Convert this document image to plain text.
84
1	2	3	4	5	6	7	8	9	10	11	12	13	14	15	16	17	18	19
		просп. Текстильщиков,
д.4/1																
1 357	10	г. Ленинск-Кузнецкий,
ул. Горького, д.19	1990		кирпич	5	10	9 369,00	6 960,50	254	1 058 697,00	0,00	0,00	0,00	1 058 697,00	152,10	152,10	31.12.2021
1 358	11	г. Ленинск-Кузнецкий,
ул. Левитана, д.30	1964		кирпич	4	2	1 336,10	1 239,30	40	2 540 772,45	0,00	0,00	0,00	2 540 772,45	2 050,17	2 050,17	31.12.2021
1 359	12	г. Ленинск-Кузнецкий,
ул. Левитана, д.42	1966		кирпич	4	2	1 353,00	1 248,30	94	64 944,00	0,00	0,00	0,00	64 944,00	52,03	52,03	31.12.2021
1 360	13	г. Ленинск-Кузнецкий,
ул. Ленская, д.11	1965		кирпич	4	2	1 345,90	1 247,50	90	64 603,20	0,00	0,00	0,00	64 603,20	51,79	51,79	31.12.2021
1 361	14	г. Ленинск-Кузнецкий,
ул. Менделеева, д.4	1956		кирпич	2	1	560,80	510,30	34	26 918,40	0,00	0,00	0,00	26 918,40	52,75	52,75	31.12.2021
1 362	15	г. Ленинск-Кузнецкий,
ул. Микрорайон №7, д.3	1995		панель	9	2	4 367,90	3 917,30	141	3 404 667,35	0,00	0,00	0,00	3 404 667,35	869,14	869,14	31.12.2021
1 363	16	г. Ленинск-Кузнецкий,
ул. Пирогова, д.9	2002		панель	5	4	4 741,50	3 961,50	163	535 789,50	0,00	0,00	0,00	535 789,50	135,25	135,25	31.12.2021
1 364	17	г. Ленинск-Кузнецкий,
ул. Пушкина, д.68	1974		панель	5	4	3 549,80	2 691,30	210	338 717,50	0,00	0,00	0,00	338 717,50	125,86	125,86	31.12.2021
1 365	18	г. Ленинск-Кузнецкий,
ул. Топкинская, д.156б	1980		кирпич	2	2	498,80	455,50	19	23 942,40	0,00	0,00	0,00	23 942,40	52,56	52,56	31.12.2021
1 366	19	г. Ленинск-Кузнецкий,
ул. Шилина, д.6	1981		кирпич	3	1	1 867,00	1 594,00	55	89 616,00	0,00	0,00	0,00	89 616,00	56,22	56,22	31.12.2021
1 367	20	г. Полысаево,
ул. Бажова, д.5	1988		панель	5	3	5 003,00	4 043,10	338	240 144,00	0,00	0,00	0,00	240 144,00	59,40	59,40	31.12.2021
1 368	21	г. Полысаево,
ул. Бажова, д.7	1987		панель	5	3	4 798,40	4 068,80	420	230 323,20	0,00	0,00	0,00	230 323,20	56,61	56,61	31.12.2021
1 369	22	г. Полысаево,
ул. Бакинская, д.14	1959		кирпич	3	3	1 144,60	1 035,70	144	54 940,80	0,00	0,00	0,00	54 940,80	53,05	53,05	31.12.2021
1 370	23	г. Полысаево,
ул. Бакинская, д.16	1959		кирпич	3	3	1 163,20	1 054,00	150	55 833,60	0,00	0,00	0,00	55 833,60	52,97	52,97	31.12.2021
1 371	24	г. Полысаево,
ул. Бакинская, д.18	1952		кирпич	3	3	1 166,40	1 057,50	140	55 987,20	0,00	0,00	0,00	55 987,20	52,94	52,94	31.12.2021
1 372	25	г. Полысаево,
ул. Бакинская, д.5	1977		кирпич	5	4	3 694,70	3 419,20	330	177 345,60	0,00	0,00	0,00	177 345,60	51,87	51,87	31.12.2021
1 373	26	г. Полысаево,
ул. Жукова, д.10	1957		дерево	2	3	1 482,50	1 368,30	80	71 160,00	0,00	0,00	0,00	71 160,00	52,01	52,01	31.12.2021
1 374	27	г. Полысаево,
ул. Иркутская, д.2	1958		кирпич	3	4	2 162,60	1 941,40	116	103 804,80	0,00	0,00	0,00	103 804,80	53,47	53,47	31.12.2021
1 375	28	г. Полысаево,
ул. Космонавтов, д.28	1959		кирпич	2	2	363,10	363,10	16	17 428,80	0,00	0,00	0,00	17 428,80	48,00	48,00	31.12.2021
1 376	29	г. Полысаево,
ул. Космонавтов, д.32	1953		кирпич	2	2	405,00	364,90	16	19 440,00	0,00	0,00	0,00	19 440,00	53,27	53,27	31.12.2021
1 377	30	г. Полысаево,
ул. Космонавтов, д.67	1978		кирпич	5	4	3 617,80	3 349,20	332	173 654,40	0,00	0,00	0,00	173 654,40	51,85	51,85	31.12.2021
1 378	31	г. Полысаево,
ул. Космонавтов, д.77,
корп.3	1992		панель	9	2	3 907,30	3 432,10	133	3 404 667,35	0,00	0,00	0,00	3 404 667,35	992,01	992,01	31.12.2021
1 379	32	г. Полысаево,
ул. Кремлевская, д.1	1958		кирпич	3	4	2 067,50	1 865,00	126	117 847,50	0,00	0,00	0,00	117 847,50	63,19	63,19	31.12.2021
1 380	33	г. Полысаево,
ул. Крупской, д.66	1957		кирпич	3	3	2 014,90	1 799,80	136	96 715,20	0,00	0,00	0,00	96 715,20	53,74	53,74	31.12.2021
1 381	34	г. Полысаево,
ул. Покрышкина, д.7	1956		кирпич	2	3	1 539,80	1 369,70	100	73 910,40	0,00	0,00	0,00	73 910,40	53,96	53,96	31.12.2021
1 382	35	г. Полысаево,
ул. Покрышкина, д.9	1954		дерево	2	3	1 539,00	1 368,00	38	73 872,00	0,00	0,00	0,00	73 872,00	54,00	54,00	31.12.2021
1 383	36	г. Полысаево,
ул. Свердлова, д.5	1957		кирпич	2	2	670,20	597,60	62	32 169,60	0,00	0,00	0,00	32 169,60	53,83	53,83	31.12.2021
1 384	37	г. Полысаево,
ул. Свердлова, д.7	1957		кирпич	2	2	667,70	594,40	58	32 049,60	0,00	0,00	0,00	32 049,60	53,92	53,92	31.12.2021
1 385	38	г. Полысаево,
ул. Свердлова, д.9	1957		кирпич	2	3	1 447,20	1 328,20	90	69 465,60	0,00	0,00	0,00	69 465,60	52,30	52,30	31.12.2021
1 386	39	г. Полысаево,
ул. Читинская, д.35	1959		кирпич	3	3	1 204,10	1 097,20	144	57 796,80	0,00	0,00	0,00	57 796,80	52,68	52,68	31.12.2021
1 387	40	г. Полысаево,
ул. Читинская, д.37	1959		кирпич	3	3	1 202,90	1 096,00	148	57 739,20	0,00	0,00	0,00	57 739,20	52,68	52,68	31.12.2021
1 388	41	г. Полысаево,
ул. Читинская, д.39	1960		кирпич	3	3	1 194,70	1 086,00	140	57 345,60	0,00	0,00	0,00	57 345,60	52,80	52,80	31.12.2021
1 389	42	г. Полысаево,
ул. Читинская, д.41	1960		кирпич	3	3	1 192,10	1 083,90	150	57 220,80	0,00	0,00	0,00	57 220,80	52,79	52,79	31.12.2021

□ □ □

*Directions:*
Return the entries in full, keeping every line exactly as it is.

*Task response:*
Convert this document image to plain text.
84
1	2	3	4	5	6	7	8	9	10	11	12	13	14	15	16	17	18	19
		просп. Текстильщиков,
д.4/1																
1 357	10	г. Ленинск-Кузнецкий,
ул. Горького, д.19	1990		кирпич	5	10	9 369,00	6 960,50	254	1 058 697,00	0,00	0,00	0,00	1 058 697,00	152,10	152,10	31.12.2021
1 358	11	г. Ленинск-Кузнецкий,
ул. Левитана, д.30	1964		кирпич	4	2	1 336,10	1 239,30	40	2 540 772,45	0,00	0,00	0,00	2 540 772,45	2 050,17	2 050,17	31.12.2021
1 359	12	г. Ленинск-Кузнецкий,
ул. Левитана, д.42	1966		кирпич	4	2	1 353,00	1 248,30	94	64 944,00	0,00	0,00	0,00	64 944,00	52,03	52,03	31.12.2021
1 360	13	г. Ленинск-Кузнецкий,
ул. Ленская, д.11	1965		кирпич	4	2	1 345,90	1 247,50	90	64 603,20	0,00	0,00	0,00	64 603,20	51,79	51,79	31.12.2021
1 361	14	г. Ленинск-Кузнецкий,
ул. Менделеева, д.4	1956		кирпич	2	1	560,80	510,30	34	26 918,40	0,00	0,00	0,00	26 918,40	52,75	52,75	31.12.2021
1 362	15	г. Ленинск-Кузнецкий,
ул. Микрорайон №7, д.3	1995		панель	9	2	4 367,90	3 917,30	141	3 404 667,35	0,00	0,00	0,00	3 404 667,35	869,14	869,14	31.12.2021
1 363	16	г. Ленинск-Кузнецкий,
ул. Пирогова, д.9	2002		панель	5	4	4 741,50	3 961,50	163	535 789,50	0,00	0,00	0,00	535 789,50	135,25	135,25	31.12.2021
1 364	17	г. Ленинск-Кузнецкий,
ул. Пушкина, д.68	1974		панель	5	4	3 549,80	2 691,30	210	338 717,50	0,00	0,00	0,00	338 717,50	125,86	125,86	31.12.2021
1 365	18	г. Ленинск-Кузнецкий,
ул. Топкинская, д.156б	1980		кирпич	2	2	498,80	455,50	19	23 942,40	0,00	0,00	0,00	23 942,40	52,56	52,56	31.12.2021
1 366	19	г. Ленинск-Кузнецкий,
ул. Шилина, д.6	1981		кирпич	3	1	1 867,00	1 594,00	55	89 616,00	0,00	0,00	0,00	89 616,00	56,22	56,22	31.12.2021
1 367	20	г. Полысаево,
ул. Бажова, д.5	1988		панель	5	3	5 003,00	4 043,10	338	240 144,00	0,00	0,00	0,00	240 144,00	59,40	59,40	31.12.2021
1 368	21	г. Полысаево,
ул. Бажова, д.7	1987		панель	5	3	4 798,40	4 068,80	420	230 323,20	0,00	0,00	0,00	230 323,20	56,61	56,61	31.12.2021
1 369	22	г. Полысаево,
ул. Бакинская, д.14	1959		кирпич	3	3	1 144,60	1 035,70	144	54 940,80	0,00	0,00	0,00	54 940,80	53,05	53,05	31.12.2021
1 370	23	г. Полысаево,
ул. Бакинская, д.16	1959		кирпич	3	3	1 163,20	1 054,00	150	55 833,60	0,00	0,00	0,00	55 833,60	52,97	52,97	31.12.2021
1 371	24	г. Полысаево,
ул. Бакинская, д.18	1952		кирпич	3	3	1 166,40	1 057,50	140	55 987,20	0,00	0,00	0,00	55 987,20	52,94	52,94	31.12.2021
1 372	25	г. Полысаево,
ул. Бакинская, д.5	1977		кирпич	5	4	3 694,70	3 419,20	330	177 345,60	0,00	0,00	0,00	177 345,60	51,87	51,87	31.12.2021
1 373	26	г. Полысаево,
ул. Жукова, д.10	1957		дерево	2	3	1 482,50	1 368,30	80	71 160,00	0,00	0,00	0,00	71 160,00	52,01	52,01	31.12.2021
1 374	27	г. Полысаево,
ул. Иркутская, д.2	1958		кирпич	3	4	2 162,60	1 941,40	116	103 804,80	0,00	0,00	0,00	103 804,80	53,47	53,47	31.12.2021
1 375	28	г. Полысаево,
ул. Космонавтов, д.28	1959		кирпич	2	2	363,10	363,10	16	17 428,80	0,00	0,00	0,00	17 428,80	48,00	48,00	31.12.2021
1 376	29	г. Полысаево,
ул. Космонавтов, д.32	1953		кирпич	2	2	405,00	364,90	16	19 440,00	0,00	0,00	0,00	19 440,00	53,27	53,27	31.12.2021
1 377	30	г. Полысаево,
ул. Космонавтов, д.67	1978		кирпич	5	4	3 617,80	3 349,20	332	173 654,40	0,00	0,00	0,00	173 654,40	51,85	51,85	31.12.2021
1 378	31	г. Полысаево,
ул. Космонавтов, д.77,
корп.3	1992		панель	9	2	3 907,30	3 432,10	133	3 404 667,35	0,00	0,00	0,00	3 404 667,35	992,01	992,01	31.12.2021
1 379	32	г. Полысаево,
ул. Кремлевская, д.1	1958		кирпич	3	4	2 067,50	1 865,00	126	117 847,50	0,00	0,00	0,00	117 847,50	63,19	63,19	31.12.2021
1 380	33	г. Полысаево,
ул. Крупской, д.66	1957		кирпич	3	3	2 014,90	1 799,80	136	96 715,20	0,00	0,00	0,00	96 715,20	53,74	53,74	31.12.2021
1 381	34	г. Полысаево,
ул. Покрышкина, д.7	1956		кирпич	2	3	1 539,80	1 369,70	100	73 910,40	0,00	0,00	0,00	73 910,40	53,96	53,96	31.12.2021
1 382	35	г. Полысаево,
ул. Покрышкина, д.9	1954		дерево	2	3	1 539,00	1 368,00	38	73 872,00	0,00	0,00	0,00	73 872,00	54,00	54,00	31.12.2021
1 383	36	г. Полысаево,
ул. Свердлова, д.5	1957		кирпич	2	2	670,20	597,60	62	32 169,60	0,00	0,00	0,00	32 169,60	53,83	53,83	31.12.2021
1 384	37	г. Полысаево,
ул. Свердлова, д.7	1957		кирпич	2	2	667,70	594,40	58	32 049,60	0,00	0,00	0,00	32 049,60	53,92	53,92	31.12.2021
1 385	38	г. Полысаево,
ул. Свердлова, д.9	1957		кирпич	2	3	1 447,20	1 328,20	90	69 465,60	0,00	0,00	0,00	69 465,60	52,30	52,30	31.12.2021
1 386	39	г. Полысаево,
ул. Читинская, д.35	1959		кирпич	3	3	1 204,10	1 097,20	144	57 796,80	0,00	0,00	0,00	57 796,80	52,68	52,68	31.12.2021
1 387	40	г. Полысаево,
ул. Читинская, д.37	1959		кирпич	3	3	1 202,90	1 096,00	148	57 739,20	0,00	0,00	0,00	57 739,20	52,68	52,68	31.12.2021
1 388	41	г. Полысаево,
ул. Читинская, д.39	1960		кирпич	3	3	1 194,70	1 086,00	140	57 345,60	0,00	0,00	0,00	57 345,60	52,80	52,80	31.12.2021
1 389	42	г. Полысаево,
ул. Читинская, д.41	1960		кирпич	3	3	1 192,10	1 083,90	150	57 220,80	0,00	0,00	0,00	57 220,80	52,79	52,79	31.12.2021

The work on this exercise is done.